_Source excerpt_
>> Begin

MIME-Version: 1.0
From: Will Hawkins <whh8b@virginia.edu>
Date: Mon, 12 Jun 2017 16:08:48 -0400
Message-ID: <CAE+MWFvLvx+GRLQ4ikSb94h1jVXwmFVb-3PCzFoqC7rnOb0rvw@mail.gmail.com>
Subject: Ftrace vs perf user page fault statistics differences
To: srostedt@redhat.com
Cc: linux-kernel@vger.kernel.org
Content-Type: text/plain; charset="UTF-8"
Sender: linux-kernel-owner@vger.kernel.org
Content-Length: 3052
Lines: 78

Dear Mr. Rostedt and Kernel community,

I hope that this is an appropriate place to ask this question, Please
forgive me for wasting your time if it is not. I've searched for
answers to this question on LKML and the "net" before asking. I
apologize if I already missed the question and answer somewhere else.

I was doing a gut check of my understanding of how the Kernel pages in
a binary program for execution. I created a very small program that is
two pages. The entry point to the program is on page a and the code
simply jumps to the second page (b) for its termination.

I compiled the program and dropped the kernel's memory caches [1].
Then I ran the program under perf:

perf record --call-graph fp -e page-faults ../one_page_play/page

I looked at the results:

perf report

and the results were as I expected. There were two page faults for
loading the code into memory and a page fault to
copy_user_enhanced_fast_string invoked by execve's implementation when
loading the binary.

>> End

_Directions_
Carry on the mailing-list message about page-fault counts in ftrace and perf, starting right after its last sentence.

_Data rows_
>> Begin

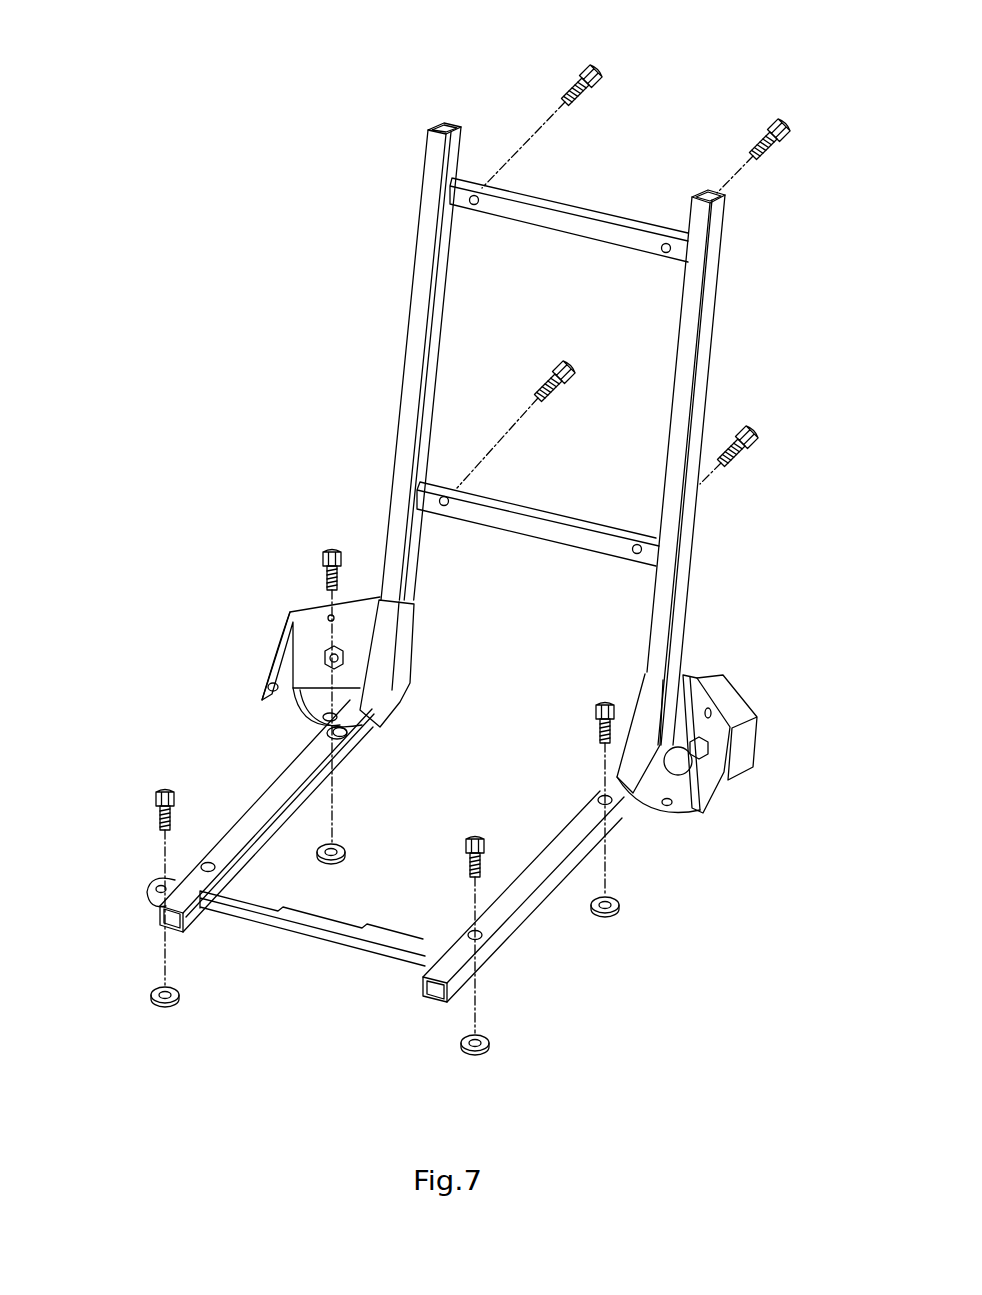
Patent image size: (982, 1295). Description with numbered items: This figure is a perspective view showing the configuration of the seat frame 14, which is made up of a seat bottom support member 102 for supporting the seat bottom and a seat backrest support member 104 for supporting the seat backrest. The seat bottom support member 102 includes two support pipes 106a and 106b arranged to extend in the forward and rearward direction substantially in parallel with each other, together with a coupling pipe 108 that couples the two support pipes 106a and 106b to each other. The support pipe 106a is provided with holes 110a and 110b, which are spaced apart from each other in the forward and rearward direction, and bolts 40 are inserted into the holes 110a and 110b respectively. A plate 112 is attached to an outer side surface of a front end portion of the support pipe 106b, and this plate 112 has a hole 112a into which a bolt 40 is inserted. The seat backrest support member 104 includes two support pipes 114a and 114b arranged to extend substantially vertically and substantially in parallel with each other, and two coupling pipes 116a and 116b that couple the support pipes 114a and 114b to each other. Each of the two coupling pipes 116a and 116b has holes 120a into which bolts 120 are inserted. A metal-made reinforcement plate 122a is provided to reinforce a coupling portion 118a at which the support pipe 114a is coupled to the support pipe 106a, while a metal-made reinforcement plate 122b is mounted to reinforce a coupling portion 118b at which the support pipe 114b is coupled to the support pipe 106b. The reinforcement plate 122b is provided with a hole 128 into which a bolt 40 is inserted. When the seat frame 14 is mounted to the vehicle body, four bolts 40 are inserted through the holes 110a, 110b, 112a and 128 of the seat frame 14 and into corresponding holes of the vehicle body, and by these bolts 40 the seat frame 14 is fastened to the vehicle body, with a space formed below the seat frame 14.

The seat frame 14 is at (395, 197).
The bolt 40 is at (325, 562).
The seat bottom support member 102 is at (622, 837).
The seat backrest support member 104 is at (735, 292).
The support pipe 106a is at (535, 905).
The support pipe 106b is at (272, 803).
The coupling pipe 108 is at (300, 935).
The hole 110a is at (470, 932).
The hole 110b is at (600, 795).
The plate 112 is at (150, 905).
The hole 112a is at (160, 880).
The support pipe 114a is at (703, 396).
The support pipe 114b is at (420, 362).
The coupling pipe 116a is at (552, 220).
The coupling pipe 116b is at (523, 512).
The coupling portion 118a is at (727, 790).
The coupling portion 118b is at (414, 685).
The bolt 120 is at (584, 67).
The hole 120a is at (474, 195).
The reinforcement plate 122a is at (650, 690).
The reinforcement plate 122b is at (400, 650).
The hole 128 is at (293, 683).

>> End

_Written answer_
I decided to run the application under ftrace just for fun. I wanted
an excuse to learn more about it and this seemed like the perfect
chance. I used the incredible trace-cmd suite for the actual
incantation of ftrace. I won't include the actual incantations here
because I used many of them while digging around.

The results are both expected and unexpected. I see output like this:

Event: page_fault_user:0x4000e0

which indicates that there is a page fault at the program's entry
point (and matches what I saw with the perf output). I have another
similar entry that confirms the other expected page fault when loading
the second page of the test application.

However, I also see entries like this:

Event: page_fault_user:0x7f4f590934c4 (1)

The addresses of the faults I see that match that pattern are not
loaded into the application binary. What I discovered as I
investigated, is that those page faults seem to occur when the kernel
is attempting to record the output of stack traces, etc.

After thinking through this, I came up with the following hypothesis
which is the crux of this email:

Ftrace's act of recording the traces that I requested to its ring
buffer generated page faults of their own. These page faults are
generated on behalf of the traced program and get reported in the
results.

If that is correct/reasonable, it explains the differences between
what perf is reporting and what ftrace is reporting and I am happy.
If, however, that is a bogus conclusion, please help me understand
what is going on.

I know that everyone who is on this email is incredibly busy and has
much to do. I hope that I've included enough information to make it
possible for you experts to advise, but not included too much to waste
your time.

If you have the time or interest in answering, I would love to hear
your responses. Please CC me directly on all responses.

Thanks again for your time!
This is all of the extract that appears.